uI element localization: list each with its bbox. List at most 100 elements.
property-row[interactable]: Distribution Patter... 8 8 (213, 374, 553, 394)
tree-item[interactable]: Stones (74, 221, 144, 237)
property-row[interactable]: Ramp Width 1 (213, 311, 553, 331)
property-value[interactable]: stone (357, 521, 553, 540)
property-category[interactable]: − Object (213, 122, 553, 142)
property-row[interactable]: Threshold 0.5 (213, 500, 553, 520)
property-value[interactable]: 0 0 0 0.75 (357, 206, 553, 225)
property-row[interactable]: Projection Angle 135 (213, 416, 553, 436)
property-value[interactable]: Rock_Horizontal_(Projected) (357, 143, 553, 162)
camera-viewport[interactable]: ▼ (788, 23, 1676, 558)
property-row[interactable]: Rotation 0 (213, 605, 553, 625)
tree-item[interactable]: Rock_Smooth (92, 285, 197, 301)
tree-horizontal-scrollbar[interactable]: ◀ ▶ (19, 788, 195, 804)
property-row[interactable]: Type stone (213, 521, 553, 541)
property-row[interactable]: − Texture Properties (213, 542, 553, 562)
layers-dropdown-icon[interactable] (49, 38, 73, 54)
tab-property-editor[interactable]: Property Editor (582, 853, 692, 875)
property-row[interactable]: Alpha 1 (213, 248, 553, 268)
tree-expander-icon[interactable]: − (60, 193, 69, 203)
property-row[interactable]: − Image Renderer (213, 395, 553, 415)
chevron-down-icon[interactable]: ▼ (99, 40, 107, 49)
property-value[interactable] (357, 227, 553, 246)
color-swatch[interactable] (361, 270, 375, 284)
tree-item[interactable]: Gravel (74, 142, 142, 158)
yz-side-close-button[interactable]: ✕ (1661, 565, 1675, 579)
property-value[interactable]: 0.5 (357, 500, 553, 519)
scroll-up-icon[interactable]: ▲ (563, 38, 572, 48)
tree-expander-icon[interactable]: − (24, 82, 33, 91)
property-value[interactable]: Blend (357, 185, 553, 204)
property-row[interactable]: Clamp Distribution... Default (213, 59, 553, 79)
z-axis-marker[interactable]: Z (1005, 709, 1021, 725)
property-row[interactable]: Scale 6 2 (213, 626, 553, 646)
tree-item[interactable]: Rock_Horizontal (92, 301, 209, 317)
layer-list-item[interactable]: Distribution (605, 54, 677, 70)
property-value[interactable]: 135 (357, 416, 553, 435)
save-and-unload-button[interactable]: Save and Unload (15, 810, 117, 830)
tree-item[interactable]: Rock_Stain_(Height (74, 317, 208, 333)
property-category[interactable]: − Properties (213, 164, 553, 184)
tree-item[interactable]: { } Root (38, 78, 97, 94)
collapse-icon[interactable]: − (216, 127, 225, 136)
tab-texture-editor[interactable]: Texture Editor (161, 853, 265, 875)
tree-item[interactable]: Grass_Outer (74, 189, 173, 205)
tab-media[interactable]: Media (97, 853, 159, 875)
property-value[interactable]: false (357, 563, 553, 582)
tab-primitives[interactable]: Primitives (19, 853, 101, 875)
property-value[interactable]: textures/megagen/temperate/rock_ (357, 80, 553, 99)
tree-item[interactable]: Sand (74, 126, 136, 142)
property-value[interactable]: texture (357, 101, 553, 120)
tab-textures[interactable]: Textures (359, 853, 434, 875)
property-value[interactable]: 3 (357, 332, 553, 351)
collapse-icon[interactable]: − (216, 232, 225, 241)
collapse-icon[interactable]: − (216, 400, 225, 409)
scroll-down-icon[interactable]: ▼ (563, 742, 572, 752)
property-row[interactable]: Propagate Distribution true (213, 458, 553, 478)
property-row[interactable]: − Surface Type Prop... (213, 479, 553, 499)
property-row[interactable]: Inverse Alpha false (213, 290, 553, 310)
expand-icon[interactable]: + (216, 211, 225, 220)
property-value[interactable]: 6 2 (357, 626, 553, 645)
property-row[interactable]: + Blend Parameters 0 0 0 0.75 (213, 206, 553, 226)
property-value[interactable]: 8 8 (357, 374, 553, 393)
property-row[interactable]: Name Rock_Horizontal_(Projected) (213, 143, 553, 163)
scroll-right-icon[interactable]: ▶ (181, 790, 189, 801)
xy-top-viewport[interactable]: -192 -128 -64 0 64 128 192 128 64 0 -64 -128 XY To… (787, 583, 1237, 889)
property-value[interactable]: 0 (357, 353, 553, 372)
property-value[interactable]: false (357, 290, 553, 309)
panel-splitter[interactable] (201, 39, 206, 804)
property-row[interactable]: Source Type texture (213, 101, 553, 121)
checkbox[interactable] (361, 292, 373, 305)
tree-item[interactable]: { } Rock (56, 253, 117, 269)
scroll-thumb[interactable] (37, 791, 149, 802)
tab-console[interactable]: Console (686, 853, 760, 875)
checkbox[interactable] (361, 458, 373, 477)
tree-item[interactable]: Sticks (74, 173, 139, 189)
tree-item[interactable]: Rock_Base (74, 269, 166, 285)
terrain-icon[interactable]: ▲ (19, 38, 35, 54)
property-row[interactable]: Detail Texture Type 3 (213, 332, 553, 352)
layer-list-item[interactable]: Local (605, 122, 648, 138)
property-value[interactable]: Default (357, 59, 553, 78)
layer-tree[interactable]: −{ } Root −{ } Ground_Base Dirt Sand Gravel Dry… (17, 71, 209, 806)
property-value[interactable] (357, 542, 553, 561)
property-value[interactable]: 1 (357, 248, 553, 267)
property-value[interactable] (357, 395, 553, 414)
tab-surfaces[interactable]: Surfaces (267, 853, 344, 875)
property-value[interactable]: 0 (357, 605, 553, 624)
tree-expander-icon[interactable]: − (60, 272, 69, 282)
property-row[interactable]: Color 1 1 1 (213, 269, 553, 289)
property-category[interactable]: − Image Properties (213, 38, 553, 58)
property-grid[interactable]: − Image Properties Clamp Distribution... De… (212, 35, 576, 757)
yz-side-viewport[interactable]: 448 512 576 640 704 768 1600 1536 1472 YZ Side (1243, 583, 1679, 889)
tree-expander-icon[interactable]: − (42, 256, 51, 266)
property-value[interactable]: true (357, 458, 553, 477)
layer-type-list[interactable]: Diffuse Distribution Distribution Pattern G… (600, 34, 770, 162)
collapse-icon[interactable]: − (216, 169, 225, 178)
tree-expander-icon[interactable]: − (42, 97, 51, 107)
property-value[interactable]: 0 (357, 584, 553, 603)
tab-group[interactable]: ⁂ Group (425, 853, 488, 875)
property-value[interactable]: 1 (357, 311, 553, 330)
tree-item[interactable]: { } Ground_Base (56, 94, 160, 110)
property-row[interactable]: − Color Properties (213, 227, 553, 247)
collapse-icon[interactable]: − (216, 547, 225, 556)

_Your task_. Reproduce the entire listing above line for line, with every character unchanged.

_Result_.
uI element localization: list each with its bbox. List at most 100 elements.
property-row[interactable]: Distribution Patter... 8 8 (213, 374, 553, 394)
tree-item[interactable]: Stones (74, 221, 144, 237)
property-row[interactable]: Ramp Width 1 (213, 311, 553, 331)
property-value[interactable]: stone (357, 521, 553, 540)
property-category[interactable]: − Object (213, 122, 553, 142)
property-row[interactable]: Threshold 0.5 (213, 500, 553, 520)
property-value[interactable]: 0 0 0 0.75 (357, 206, 553, 225)
property-row[interactable]: Projection Angle 135 (213, 416, 553, 436)
property-value[interactable]: Rock_Horizontal_(Projected) (357, 143, 553, 162)
camera-viewport[interactable]: ▼ (788, 23, 1676, 558)
property-row[interactable]: Rotation 0 (213, 605, 553, 625)
tree-item[interactable]: Rock_Smooth (92, 285, 197, 301)
tree-horizontal-scrollbar[interactable]: ◀ ▶ (19, 788, 195, 804)
property-row[interactable]: Type stone (213, 521, 553, 541)
property-row[interactable]: − Texture Properties (213, 542, 553, 562)
layers-dropdown-icon[interactable] (49, 38, 73, 54)
tab-property-editor[interactable]: Property Editor (582, 853, 692, 875)
property-row[interactable]: Alpha 1 (213, 248, 553, 268)
tree-expander-icon[interactable]: − (60, 193, 69, 203)
property-row[interactable]: − Image Renderer (213, 395, 553, 415)
chevron-down-icon[interactable]: ▼ (99, 40, 107, 49)
property-value[interactable] (357, 227, 553, 246)
color-swatch[interactable] (361, 270, 375, 284)
tree-item[interactable]: Gravel (74, 142, 142, 158)
yz-side-close-button[interactable]: ✕ (1661, 565, 1675, 579)
property-value[interactable]: 0.5 (357, 500, 553, 519)
scroll-up-icon[interactable]: ▲ (563, 38, 572, 48)
tree-expander-icon[interactable]: − (24, 82, 33, 91)
property-value[interactable]: Blend (357, 185, 553, 204)
property-row[interactable]: Clamp Distribution... Default (213, 59, 553, 79)
z-axis-marker[interactable]: Z (1005, 709, 1021, 725)
property-row[interactable]: Scale 6 2 (213, 626, 553, 646)
tree-item[interactable]: Rock_Horizontal (92, 301, 209, 317)
layer-list-item[interactable]: Distribution (605, 54, 677, 70)
property-value[interactable]: 135 (357, 416, 553, 435)
save-and-unload-button[interactable]: Save and Unload (15, 810, 117, 830)
tree-item[interactable]: Rock_Stain_(Height (74, 317, 208, 333)
property-category[interactable]: − Properties (213, 164, 553, 184)
tree-item[interactable]: { } Root (38, 78, 97, 94)
collapse-icon[interactable]: − (216, 127, 225, 136)
tab-texture-editor[interactable]: Texture Editor (161, 853, 265, 875)
tree-item[interactable]: Grass_Outer (74, 189, 173, 205)
tab-media[interactable]: Media (97, 853, 159, 875)
property-value[interactable]: false (357, 563, 553, 582)
tab-primitives[interactable]: Primitives (19, 853, 101, 875)
property-value[interactable]: textures/megagen/temperate/rock_ (357, 80, 553, 99)
tree-item[interactable]: Sand (74, 126, 136, 142)
property-value[interactable]: texture (357, 101, 553, 120)
tab-textures[interactable]: Textures (359, 853, 434, 875)
property-value[interactable]: 3 (357, 332, 553, 351)
collapse-icon[interactable]: − (216, 232, 225, 241)
collapse-icon[interactable]: − (216, 400, 225, 409)
scroll-down-icon[interactable]: ▼ (563, 742, 572, 752)
property-row[interactable]: Propagate Distribution true (213, 458, 553, 478)
property-row[interactable]: − Surface Type Prop... (213, 479, 553, 499)
property-row[interactable]: Inverse Alpha false (213, 290, 553, 310)
expand-icon[interactable]: + (216, 211, 225, 220)
property-value[interactable]: 6 2 (357, 626, 553, 645)
property-row[interactable]: + Blend Parameters 0 0 0 0.75 (213, 206, 553, 226)
property-value[interactable]: 8 8 (357, 374, 553, 393)
property-row[interactable]: Name Rock_Horizontal_(Projected) (213, 143, 553, 163)
scroll-right-icon[interactable]: ▶ (181, 790, 189, 801)
xy-top-viewport[interactable]: -192 -128 -64 0 64 128 192 128 64 0 -64 -128 XY To… (787, 583, 1237, 889)
property-value[interactable]: 0 (357, 353, 553, 372)
property-value[interactable]: false (357, 290, 553, 309)
panel-splitter[interactable] (201, 39, 206, 804)
property-row[interactable]: Source Type texture (213, 101, 553, 121)
checkbox[interactable] (361, 292, 373, 305)
tree-item[interactable]: { } Rock (56, 253, 117, 269)
scroll-thumb[interactable] (37, 791, 149, 802)
tab-console[interactable]: Console (686, 853, 760, 875)
checkbox[interactable] (361, 458, 373, 477)
tree-item[interactable]: Sticks (74, 173, 139, 189)
tree-item[interactable]: Rock_Base (74, 269, 166, 285)
terrain-icon[interactable]: ▲ (19, 38, 35, 54)
property-row[interactable]: Detail Texture Type 3 (213, 332, 553, 352)
layer-list-item[interactable]: Local (605, 122, 648, 138)
property-value[interactable]: Default (357, 59, 553, 78)
layer-tree[interactable]: −{ } Root −{ } Ground_Base Dirt Sand Gravel Dry… (17, 71, 209, 806)
property-value[interactable] (357, 542, 553, 561)
property-value[interactable]: 1 (357, 248, 553, 267)
property-value[interactable] (357, 395, 553, 414)
tab-surfaces[interactable]: Surfaces (267, 853, 344, 875)
property-value[interactable]: 0 (357, 605, 553, 624)
tree-expander-icon[interactable]: − (60, 272, 69, 282)
property-row[interactable]: Color 1 1 1 (213, 269, 553, 289)
property-category[interactable]: − Image Properties (213, 38, 553, 58)
property-grid[interactable]: − Image Properties Clamp Distribution... De… (212, 35, 576, 757)
yz-side-viewport[interactable]: 448 512 576 640 704 768 1600 1536 1472 YZ Side (1243, 583, 1679, 889)
tree-expander-icon[interactable]: − (42, 256, 51, 266)
property-value[interactable]: true (357, 458, 553, 477)
layer-type-list[interactable]: Diffuse Distribution Distribution Pattern G… (600, 34, 770, 162)
collapse-icon[interactable]: − (216, 169, 225, 178)
tree-expander-icon[interactable]: − (42, 97, 51, 107)
property-value[interactable]: 0 (357, 584, 553, 603)
tab-group[interactable]: ⁂ Group (425, 853, 488, 875)
property-value[interactable]: 1 (357, 311, 553, 330)
tree-item[interactable]: { } Ground_Base (56, 94, 160, 110)
property-row[interactable]: − Color Properties (213, 227, 553, 247)
collapse-icon[interactable]: − (216, 547, 225, 556)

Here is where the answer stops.